> _GIVEN INSTRUCTION_:
Using the data below, copy each line that includes the word "Market".

> _AVAILABLE RECORDS_:
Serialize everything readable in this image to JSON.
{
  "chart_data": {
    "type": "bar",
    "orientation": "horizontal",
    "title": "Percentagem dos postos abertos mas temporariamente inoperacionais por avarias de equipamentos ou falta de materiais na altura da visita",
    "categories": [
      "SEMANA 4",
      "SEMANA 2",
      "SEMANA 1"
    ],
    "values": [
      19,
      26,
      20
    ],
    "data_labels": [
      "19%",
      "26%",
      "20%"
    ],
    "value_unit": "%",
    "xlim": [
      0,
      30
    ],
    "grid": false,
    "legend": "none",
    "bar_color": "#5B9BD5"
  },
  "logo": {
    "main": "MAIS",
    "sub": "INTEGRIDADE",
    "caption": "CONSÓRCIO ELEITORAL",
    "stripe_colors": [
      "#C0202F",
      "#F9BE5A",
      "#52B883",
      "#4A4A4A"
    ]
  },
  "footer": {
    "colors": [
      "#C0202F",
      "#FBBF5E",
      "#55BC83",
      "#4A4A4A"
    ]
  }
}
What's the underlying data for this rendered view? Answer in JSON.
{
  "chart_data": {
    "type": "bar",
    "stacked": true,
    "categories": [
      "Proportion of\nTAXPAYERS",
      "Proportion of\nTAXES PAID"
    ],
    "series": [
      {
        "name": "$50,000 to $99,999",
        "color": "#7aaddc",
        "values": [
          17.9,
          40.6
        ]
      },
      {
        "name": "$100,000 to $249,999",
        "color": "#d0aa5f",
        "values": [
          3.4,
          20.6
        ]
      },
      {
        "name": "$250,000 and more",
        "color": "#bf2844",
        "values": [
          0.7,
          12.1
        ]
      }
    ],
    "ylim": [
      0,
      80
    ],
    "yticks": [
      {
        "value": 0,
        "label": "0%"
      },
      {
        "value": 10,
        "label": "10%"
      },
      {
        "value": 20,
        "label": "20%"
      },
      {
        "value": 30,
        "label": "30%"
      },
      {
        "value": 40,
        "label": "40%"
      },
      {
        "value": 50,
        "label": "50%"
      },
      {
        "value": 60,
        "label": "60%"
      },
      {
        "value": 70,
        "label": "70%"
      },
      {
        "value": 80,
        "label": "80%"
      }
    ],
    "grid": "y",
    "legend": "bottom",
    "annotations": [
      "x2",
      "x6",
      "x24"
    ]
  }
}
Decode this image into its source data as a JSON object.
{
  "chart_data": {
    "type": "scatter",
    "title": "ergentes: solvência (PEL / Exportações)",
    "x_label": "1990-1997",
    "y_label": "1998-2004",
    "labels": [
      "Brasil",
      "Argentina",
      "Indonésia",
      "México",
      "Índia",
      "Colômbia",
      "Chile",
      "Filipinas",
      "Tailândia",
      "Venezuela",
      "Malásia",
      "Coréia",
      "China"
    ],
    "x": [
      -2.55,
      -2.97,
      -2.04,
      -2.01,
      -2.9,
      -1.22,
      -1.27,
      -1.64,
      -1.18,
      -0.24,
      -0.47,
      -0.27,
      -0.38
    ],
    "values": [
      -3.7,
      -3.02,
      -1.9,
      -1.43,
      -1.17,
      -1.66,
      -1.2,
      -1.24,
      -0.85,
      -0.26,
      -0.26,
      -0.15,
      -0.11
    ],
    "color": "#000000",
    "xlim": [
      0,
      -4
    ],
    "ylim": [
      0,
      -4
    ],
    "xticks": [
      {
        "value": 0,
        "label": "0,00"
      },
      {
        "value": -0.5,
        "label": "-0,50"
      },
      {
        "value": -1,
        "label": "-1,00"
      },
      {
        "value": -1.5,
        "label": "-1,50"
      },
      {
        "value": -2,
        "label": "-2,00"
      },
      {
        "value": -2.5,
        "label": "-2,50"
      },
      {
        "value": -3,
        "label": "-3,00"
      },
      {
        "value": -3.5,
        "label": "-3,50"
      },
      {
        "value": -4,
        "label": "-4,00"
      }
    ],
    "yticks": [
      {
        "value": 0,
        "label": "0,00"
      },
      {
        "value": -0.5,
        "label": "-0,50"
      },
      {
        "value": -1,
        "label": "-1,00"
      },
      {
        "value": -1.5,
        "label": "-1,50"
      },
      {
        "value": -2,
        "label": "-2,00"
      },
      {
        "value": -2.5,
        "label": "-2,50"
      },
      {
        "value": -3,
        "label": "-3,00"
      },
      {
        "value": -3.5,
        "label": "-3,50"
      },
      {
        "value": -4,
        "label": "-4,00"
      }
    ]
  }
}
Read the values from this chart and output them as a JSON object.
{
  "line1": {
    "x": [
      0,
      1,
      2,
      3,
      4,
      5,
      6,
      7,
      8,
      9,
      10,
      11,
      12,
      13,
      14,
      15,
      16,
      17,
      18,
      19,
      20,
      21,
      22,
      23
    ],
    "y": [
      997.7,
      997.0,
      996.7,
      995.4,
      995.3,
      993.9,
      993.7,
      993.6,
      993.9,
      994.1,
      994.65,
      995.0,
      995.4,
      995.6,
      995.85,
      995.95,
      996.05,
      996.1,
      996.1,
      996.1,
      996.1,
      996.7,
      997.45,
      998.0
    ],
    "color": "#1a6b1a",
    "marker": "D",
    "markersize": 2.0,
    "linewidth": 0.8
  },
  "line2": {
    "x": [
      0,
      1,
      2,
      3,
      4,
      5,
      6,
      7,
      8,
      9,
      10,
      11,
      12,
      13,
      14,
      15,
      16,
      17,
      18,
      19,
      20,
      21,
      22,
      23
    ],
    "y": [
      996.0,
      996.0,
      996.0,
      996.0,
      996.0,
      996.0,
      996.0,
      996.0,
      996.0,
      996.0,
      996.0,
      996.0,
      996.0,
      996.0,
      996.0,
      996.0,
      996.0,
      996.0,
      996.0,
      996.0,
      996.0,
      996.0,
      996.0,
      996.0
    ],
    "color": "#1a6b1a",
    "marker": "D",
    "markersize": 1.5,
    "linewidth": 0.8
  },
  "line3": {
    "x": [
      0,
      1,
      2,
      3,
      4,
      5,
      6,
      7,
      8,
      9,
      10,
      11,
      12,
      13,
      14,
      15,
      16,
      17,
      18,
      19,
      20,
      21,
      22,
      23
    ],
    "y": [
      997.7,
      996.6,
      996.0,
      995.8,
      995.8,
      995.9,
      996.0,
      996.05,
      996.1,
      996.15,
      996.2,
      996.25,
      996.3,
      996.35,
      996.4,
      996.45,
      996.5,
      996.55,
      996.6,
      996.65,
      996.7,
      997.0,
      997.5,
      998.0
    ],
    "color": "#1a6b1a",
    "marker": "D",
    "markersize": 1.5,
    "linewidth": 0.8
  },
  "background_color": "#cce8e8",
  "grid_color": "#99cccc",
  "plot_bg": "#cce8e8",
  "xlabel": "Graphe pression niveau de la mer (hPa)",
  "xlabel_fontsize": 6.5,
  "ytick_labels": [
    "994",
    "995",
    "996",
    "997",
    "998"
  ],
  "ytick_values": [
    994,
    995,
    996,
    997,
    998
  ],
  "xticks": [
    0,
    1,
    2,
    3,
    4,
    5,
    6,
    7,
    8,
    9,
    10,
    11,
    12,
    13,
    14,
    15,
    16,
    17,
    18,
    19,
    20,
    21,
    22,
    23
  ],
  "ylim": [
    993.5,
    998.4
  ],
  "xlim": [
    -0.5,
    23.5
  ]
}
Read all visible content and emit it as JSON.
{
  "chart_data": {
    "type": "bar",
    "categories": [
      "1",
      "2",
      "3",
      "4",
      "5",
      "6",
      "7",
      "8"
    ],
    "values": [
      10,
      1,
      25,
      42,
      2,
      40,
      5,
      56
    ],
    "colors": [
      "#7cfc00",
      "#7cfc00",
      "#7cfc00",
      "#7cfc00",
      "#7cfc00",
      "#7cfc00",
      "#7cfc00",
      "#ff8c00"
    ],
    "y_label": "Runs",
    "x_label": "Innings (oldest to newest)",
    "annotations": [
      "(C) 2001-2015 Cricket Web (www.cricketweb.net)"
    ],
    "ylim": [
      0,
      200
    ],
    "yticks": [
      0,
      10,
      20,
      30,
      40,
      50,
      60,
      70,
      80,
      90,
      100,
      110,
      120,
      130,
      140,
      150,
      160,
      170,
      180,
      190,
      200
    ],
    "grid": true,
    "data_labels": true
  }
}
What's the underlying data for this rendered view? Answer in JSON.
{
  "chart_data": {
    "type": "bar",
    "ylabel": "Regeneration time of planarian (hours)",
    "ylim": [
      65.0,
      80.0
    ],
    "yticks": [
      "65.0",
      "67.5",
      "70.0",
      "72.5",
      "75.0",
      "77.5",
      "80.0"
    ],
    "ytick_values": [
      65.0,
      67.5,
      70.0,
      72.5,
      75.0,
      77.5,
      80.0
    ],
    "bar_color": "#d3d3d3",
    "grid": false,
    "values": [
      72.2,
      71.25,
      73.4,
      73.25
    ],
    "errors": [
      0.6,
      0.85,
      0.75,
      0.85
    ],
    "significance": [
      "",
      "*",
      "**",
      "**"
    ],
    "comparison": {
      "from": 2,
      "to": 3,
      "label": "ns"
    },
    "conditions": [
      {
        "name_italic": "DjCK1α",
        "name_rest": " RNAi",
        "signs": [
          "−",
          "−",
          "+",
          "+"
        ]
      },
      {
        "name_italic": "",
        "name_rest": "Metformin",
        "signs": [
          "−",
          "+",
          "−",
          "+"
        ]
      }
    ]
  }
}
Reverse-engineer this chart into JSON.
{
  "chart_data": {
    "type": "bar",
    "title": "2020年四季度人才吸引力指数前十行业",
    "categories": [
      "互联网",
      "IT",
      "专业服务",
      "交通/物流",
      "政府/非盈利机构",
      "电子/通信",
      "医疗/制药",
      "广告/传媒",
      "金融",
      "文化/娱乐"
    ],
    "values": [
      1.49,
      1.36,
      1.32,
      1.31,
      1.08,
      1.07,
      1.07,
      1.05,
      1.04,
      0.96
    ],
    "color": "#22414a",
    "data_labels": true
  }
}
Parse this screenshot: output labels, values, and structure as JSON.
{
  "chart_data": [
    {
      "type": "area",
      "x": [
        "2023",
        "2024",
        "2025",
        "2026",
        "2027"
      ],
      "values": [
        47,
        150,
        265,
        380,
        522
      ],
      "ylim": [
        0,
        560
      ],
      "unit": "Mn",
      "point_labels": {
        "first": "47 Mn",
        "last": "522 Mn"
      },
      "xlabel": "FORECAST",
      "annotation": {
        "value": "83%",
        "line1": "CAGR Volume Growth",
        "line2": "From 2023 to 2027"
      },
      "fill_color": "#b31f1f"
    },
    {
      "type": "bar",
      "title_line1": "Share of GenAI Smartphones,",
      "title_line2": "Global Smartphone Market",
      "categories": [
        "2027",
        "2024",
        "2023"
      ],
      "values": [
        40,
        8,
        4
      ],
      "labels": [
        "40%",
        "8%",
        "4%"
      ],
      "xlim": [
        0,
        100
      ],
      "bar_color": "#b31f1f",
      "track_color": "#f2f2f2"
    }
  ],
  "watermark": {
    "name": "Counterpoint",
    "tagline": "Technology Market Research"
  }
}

> _CORRECT OUTPUT_:
      "title_line2": "Global Smartphone Market",
    "tagline": "Technology Market Research"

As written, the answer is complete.